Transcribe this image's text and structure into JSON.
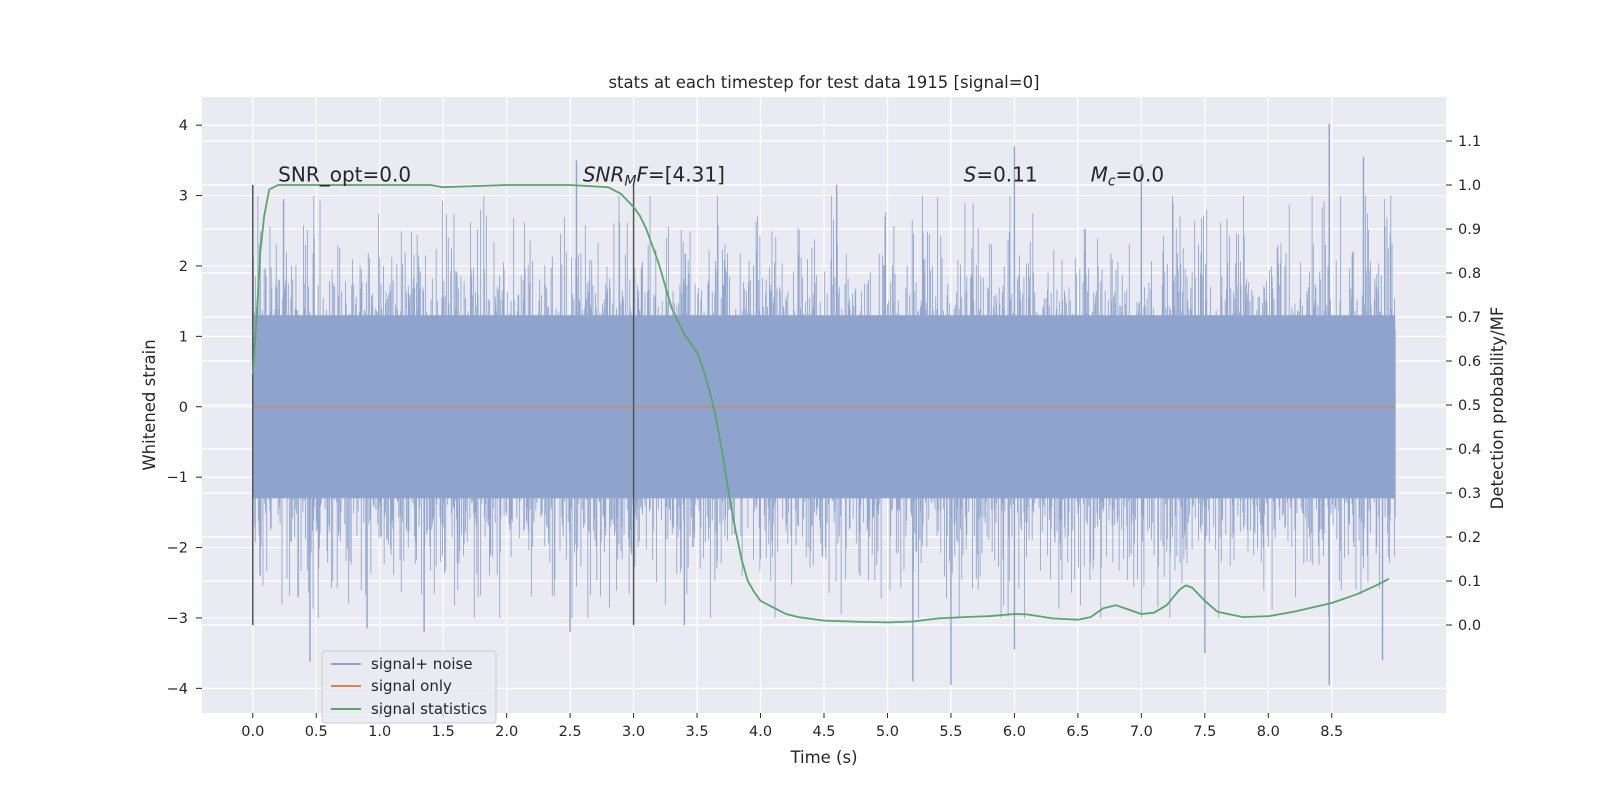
{
  "chart_data": {
    "type": "line",
    "title": "stats at each timestep for test data 1915 [signal=0]",
    "xlabel": "Time (s)",
    "ylabel": "Whitened strain",
    "y2label": "Detection probability/MF",
    "xlim": [
      -0.4,
      9.4
    ],
    "ylim": [
      -4.35,
      4.4
    ],
    "y2lim": [
      -0.2,
      1.2
    ],
    "xticks": [
      0.0,
      0.5,
      1.0,
      1.5,
      2.0,
      2.5,
      3.0,
      3.5,
      4.0,
      4.5,
      5.0,
      5.5,
      6.0,
      6.5,
      7.0,
      7.5,
      8.0,
      8.5
    ],
    "xtick_labels": [
      "0.0",
      "0.5",
      "1.0",
      "1.5",
      "2.0",
      "2.5",
      "3.0",
      "3.5",
      "4.0",
      "4.5",
      "5.0",
      "5.5",
      "6.0",
      "6.5",
      "7.0",
      "7.5",
      "8.0",
      "8.5"
    ],
    "yticks": [
      4,
      3,
      2,
      1,
      0,
      -1,
      -2,
      -3,
      -4
    ],
    "ytick_labels": [
      "4",
      "3",
      "2",
      "1",
      "0",
      "−1",
      "−2",
      "−3",
      "−4"
    ],
    "y2ticks": [
      1.1,
      1.0,
      0.9,
      0.8,
      0.7,
      0.6,
      0.5,
      0.4,
      0.3,
      0.2,
      0.1,
      0.0
    ],
    "y2tick_labels": [
      "1.1",
      "1.0",
      "0.9",
      "0.8",
      "0.7",
      "0.6",
      "0.5",
      "0.4",
      "0.3",
      "0.2",
      "0.1",
      "0.0"
    ],
    "grid": true,
    "legend_position": "lower-left",
    "legend": [
      {
        "label": "signal+ noise",
        "color": "#8fa4cc"
      },
      {
        "label": "signal only",
        "color": "#dd8452"
      },
      {
        "label": "signal statistics",
        "color": "#55a868"
      }
    ],
    "annotations": [
      {
        "x": 0.2,
        "y": 3.2,
        "parts": [
          {
            "t": "SNR_opt=0.0",
            "i": false
          }
        ]
      },
      {
        "x": 2.6,
        "y": 3.2,
        "parts": [
          {
            "t": "SNR",
            "i": true
          },
          {
            "t": "M",
            "i": true,
            "sub": true
          },
          {
            "t": "F",
            "i": true
          },
          {
            "t": "=[4.31]",
            "i": false
          }
        ]
      },
      {
        "x": 5.6,
        "y": 3.2,
        "parts": [
          {
            "t": "S",
            "i": true
          },
          {
            "t": "=0.11",
            "i": false
          }
        ]
      },
      {
        "x": 6.6,
        "y": 3.2,
        "parts": [
          {
            "t": "M",
            "i": true
          },
          {
            "t": "c",
            "i": true,
            "sub": true
          },
          {
            "t": "=0.0",
            "i": false
          }
        ]
      }
    ],
    "markers": [
      {
        "x": 0.0,
        "y0": -3.1,
        "y1": 3.15
      },
      {
        "x": 3.0,
        "y0": -3.1,
        "y1": 3.15
      }
    ],
    "series": [
      {
        "name": "signal+ noise",
        "axis": "left",
        "color": "#8fa4cc",
        "style": "noise-band",
        "x_range": [
          0.0,
          9.0
        ],
        "core_amplitude": 1.3,
        "typical_peak": 2.4,
        "peaks": [
          {
            "x": 0.45,
            "y": -3.62
          },
          {
            "x": 0.9,
            "y": -3.15
          },
          {
            "x": 1.35,
            "y": -3.2
          },
          {
            "x": 2.5,
            "y": -3.2
          },
          {
            "x": 2.55,
            "y": 3.5
          },
          {
            "x": 3.4,
            "y": -3.1
          },
          {
            "x": 4.6,
            "y": 3.15
          },
          {
            "x": 5.2,
            "y": -3.9
          },
          {
            "x": 5.5,
            "y": -3.95
          },
          {
            "x": 6.0,
            "y": 3.7
          },
          {
            "x": 6.0,
            "y": -3.45
          },
          {
            "x": 7.0,
            "y": 3.45
          },
          {
            "x": 7.5,
            "y": -3.5
          },
          {
            "x": 8.48,
            "y": 4.02
          },
          {
            "x": 8.48,
            "y": -3.95
          },
          {
            "x": 8.75,
            "y": 3.55
          },
          {
            "x": 8.9,
            "y": -3.6
          }
        ]
      },
      {
        "name": "signal only",
        "axis": "left",
        "color": "#dd8452",
        "x": [
          0.0,
          9.0
        ],
        "y": [
          0.0,
          0.0
        ]
      },
      {
        "name": "signal statistics",
        "axis": "right",
        "color": "#55a868",
        "x": [
          0.0,
          0.03,
          0.06,
          0.09,
          0.13,
          0.2,
          0.3,
          0.5,
          1.0,
          1.4,
          1.5,
          2.0,
          2.5,
          2.8,
          2.9,
          3.0,
          3.05,
          3.1,
          3.2,
          3.3,
          3.4,
          3.5,
          3.55,
          3.6,
          3.65,
          3.7,
          3.75,
          3.8,
          3.85,
          3.9,
          3.95,
          4.0,
          4.1,
          4.2,
          4.3,
          4.5,
          4.8,
          5.0,
          5.2,
          5.4,
          5.6,
          5.8,
          6.0,
          6.1,
          6.3,
          6.5,
          6.6,
          6.7,
          6.8,
          6.9,
          7.0,
          7.1,
          7.2,
          7.3,
          7.35,
          7.4,
          7.5,
          7.6,
          7.8,
          8.0,
          8.2,
          8.5,
          8.7,
          8.85,
          8.95
        ],
        "y": [
          0.57,
          0.7,
          0.85,
          0.93,
          0.99,
          1.0,
          1.0,
          1.0,
          1.0,
          1.0,
          0.995,
          1.0,
          1.0,
          0.995,
          0.98,
          0.95,
          0.93,
          0.9,
          0.82,
          0.72,
          0.66,
          0.62,
          0.58,
          0.53,
          0.47,
          0.39,
          0.3,
          0.22,
          0.15,
          0.1,
          0.075,
          0.055,
          0.04,
          0.025,
          0.018,
          0.01,
          0.007,
          0.006,
          0.008,
          0.015,
          0.018,
          0.02,
          0.025,
          0.024,
          0.015,
          0.012,
          0.018,
          0.038,
          0.045,
          0.035,
          0.025,
          0.028,
          0.045,
          0.08,
          0.09,
          0.085,
          0.055,
          0.03,
          0.018,
          0.02,
          0.03,
          0.05,
          0.07,
          0.09,
          0.105
        ]
      }
    ]
  }
}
* * *
- Exercise
The material above must be printed exactly, with its pictures left out.

- Completed task
Transcribe this image's text and structure into JSON.
{
  "chart_data": {
    "type": "line",
    "title": "stats at each timestep for test data 1915 [signal=0]",
    "xlabel": "Time (s)",
    "ylabel": "Whitened strain",
    "y2label": "Detection probability/MF",
    "xlim": [
      -0.4,
      9.4
    ],
    "ylim": [
      -4.35,
      4.4
    ],
    "y2lim": [
      -0.2,
      1.2
    ],
    "xticks": [
      0.0,
      0.5,
      1.0,
      1.5,
      2.0,
      2.5,
      3.0,
      3.5,
      4.0,
      4.5,
      5.0,
      5.5,
      6.0,
      6.5,
      7.0,
      7.5,
      8.0,
      8.5
    ],
    "xtick_labels": [
      "0.0",
      "0.5",
      "1.0",
      "1.5",
      "2.0",
      "2.5",
      "3.0",
      "3.5",
      "4.0",
      "4.5",
      "5.0",
      "5.5",
      "6.0",
      "6.5",
      "7.0",
      "7.5",
      "8.0",
      "8.5"
    ],
    "yticks": [
      4,
      3,
      2,
      1,
      0,
      -1,
      -2,
      -3,
      -4
    ],
    "ytick_labels": [
      "4",
      "3",
      "2",
      "1",
      "0",
      "−1",
      "−2",
      "−3",
      "−4"
    ],
    "y2ticks": [
      1.1,
      1.0,
      0.9,
      0.8,
      0.7,
      0.6,
      0.5,
      0.4,
      0.3,
      0.2,
      0.1,
      0.0
    ],
    "y2tick_labels": [
      "1.1",
      "1.0",
      "0.9",
      "0.8",
      "0.7",
      "0.6",
      "0.5",
      "0.4",
      "0.3",
      "0.2",
      "0.1",
      "0.0"
    ],
    "grid": true,
    "legend_position": "lower-left",
    "legend": [
      {
        "label": "signal+ noise",
        "color": "#8fa4cc"
      },
      {
        "label": "signal only",
        "color": "#dd8452"
      },
      {
        "label": "signal statistics",
        "color": "#55a868"
      }
    ],
    "annotations": [
      {
        "x": 0.2,
        "y": 3.2,
        "parts": [
          {
            "t": "SNR_opt=0.0",
            "i": false
          }
        ]
      },
      {
        "x": 2.6,
        "y": 3.2,
        "parts": [
          {
            "t": "SNR",
            "i": true
          },
          {
            "t": "M",
            "i": true,
            "sub": true
          },
          {
            "t": "F",
            "i": true
          },
          {
            "t": "=[4.31]",
            "i": false
          }
        ]
      },
      {
        "x": 5.6,
        "y": 3.2,
        "parts": [
          {
            "t": "S",
            "i": true
          },
          {
            "t": "=0.11",
            "i": false
          }
        ]
      },
      {
        "x": 6.6,
        "y": 3.2,
        "parts": [
          {
            "t": "M",
            "i": true
          },
          {
            "t": "c",
            "i": true,
            "sub": true
          },
          {
            "t": "=0.0",
            "i": false
          }
        ]
      }
    ],
    "markers": [
      {
        "x": 0.0,
        "y0": -3.1,
        "y1": 3.15
      },
      {
        "x": 3.0,
        "y0": -3.1,
        "y1": 3.15
      }
    ],
    "series": [
      {
        "name": "signal+ noise",
        "axis": "left",
        "color": "#8fa4cc",
        "style": "noise-band",
        "x_range": [
          0.0,
          9.0
        ],
        "core_amplitude": 1.3,
        "typical_peak": 2.4,
        "peaks": [
          {
            "x": 0.45,
            "y": -3.62
          },
          {
            "x": 0.9,
            "y": -3.15
          },
          {
            "x": 1.35,
            "y": -3.2
          },
          {
            "x": 2.5,
            "y": -3.2
          },
          {
            "x": 2.55,
            "y": 3.5
          },
          {
            "x": 3.4,
            "y": -3.1
          },
          {
            "x": 4.6,
            "y": 3.15
          },
          {
            "x": 5.2,
            "y": -3.9
          },
          {
            "x": 5.5,
            "y": -3.95
          },
          {
            "x": 6.0,
            "y": 3.7
          },
          {
            "x": 6.0,
            "y": -3.45
          },
          {
            "x": 7.0,
            "y": 3.45
          },
          {
            "x": 7.5,
            "y": -3.5
          },
          {
            "x": 8.48,
            "y": 4.02
          },
          {
            "x": 8.48,
            "y": -3.95
          },
          {
            "x": 8.75,
            "y": 3.55
          },
          {
            "x": 8.9,
            "y": -3.6
          }
        ]
      },
      {
        "name": "signal only",
        "axis": "left",
        "color": "#dd8452",
        "x": [
          0.0,
          9.0
        ],
        "y": [
          0.0,
          0.0
        ]
      },
      {
        "name": "signal statistics",
        "axis": "right",
        "color": "#55a868",
        "x": [
          0.0,
          0.03,
          0.06,
          0.09,
          0.13,
          0.2,
          0.3,
          0.5,
          1.0,
          1.4,
          1.5,
          2.0,
          2.5,
          2.8,
          2.9,
          3.0,
          3.05,
          3.1,
          3.2,
          3.3,
          3.4,
          3.5,
          3.55,
          3.6,
          3.65,
          3.7,
          3.75,
          3.8,
          3.85,
          3.9,
          3.95,
          4.0,
          4.1,
          4.2,
          4.3,
          4.5,
          4.8,
          5.0,
          5.2,
          5.4,
          5.6,
          5.8,
          6.0,
          6.1,
          6.3,
          6.5,
          6.6,
          6.7,
          6.8,
          6.9,
          7.0,
          7.1,
          7.2,
          7.3,
          7.35,
          7.4,
          7.5,
          7.6,
          7.8,
          8.0,
          8.2,
          8.5,
          8.7,
          8.85,
          8.95
        ],
        "y": [
          0.57,
          0.7,
          0.85,
          0.93,
          0.99,
          1.0,
          1.0,
          1.0,
          1.0,
          1.0,
          0.995,
          1.0,
          1.0,
          0.995,
          0.98,
          0.95,
          0.93,
          0.9,
          0.82,
          0.72,
          0.66,
          0.62,
          0.58,
          0.53,
          0.47,
          0.39,
          0.3,
          0.22,
          0.15,
          0.1,
          0.075,
          0.055,
          0.04,
          0.025,
          0.018,
          0.01,
          0.007,
          0.006,
          0.008,
          0.015,
          0.018,
          0.02,
          0.025,
          0.024,
          0.015,
          0.012,
          0.018,
          0.038,
          0.045,
          0.035,
          0.025,
          0.028,
          0.045,
          0.08,
          0.09,
          0.085,
          0.055,
          0.03,
          0.018,
          0.02,
          0.03,
          0.05,
          0.07,
          0.09,
          0.105
        ]
      }
    ]
  }
}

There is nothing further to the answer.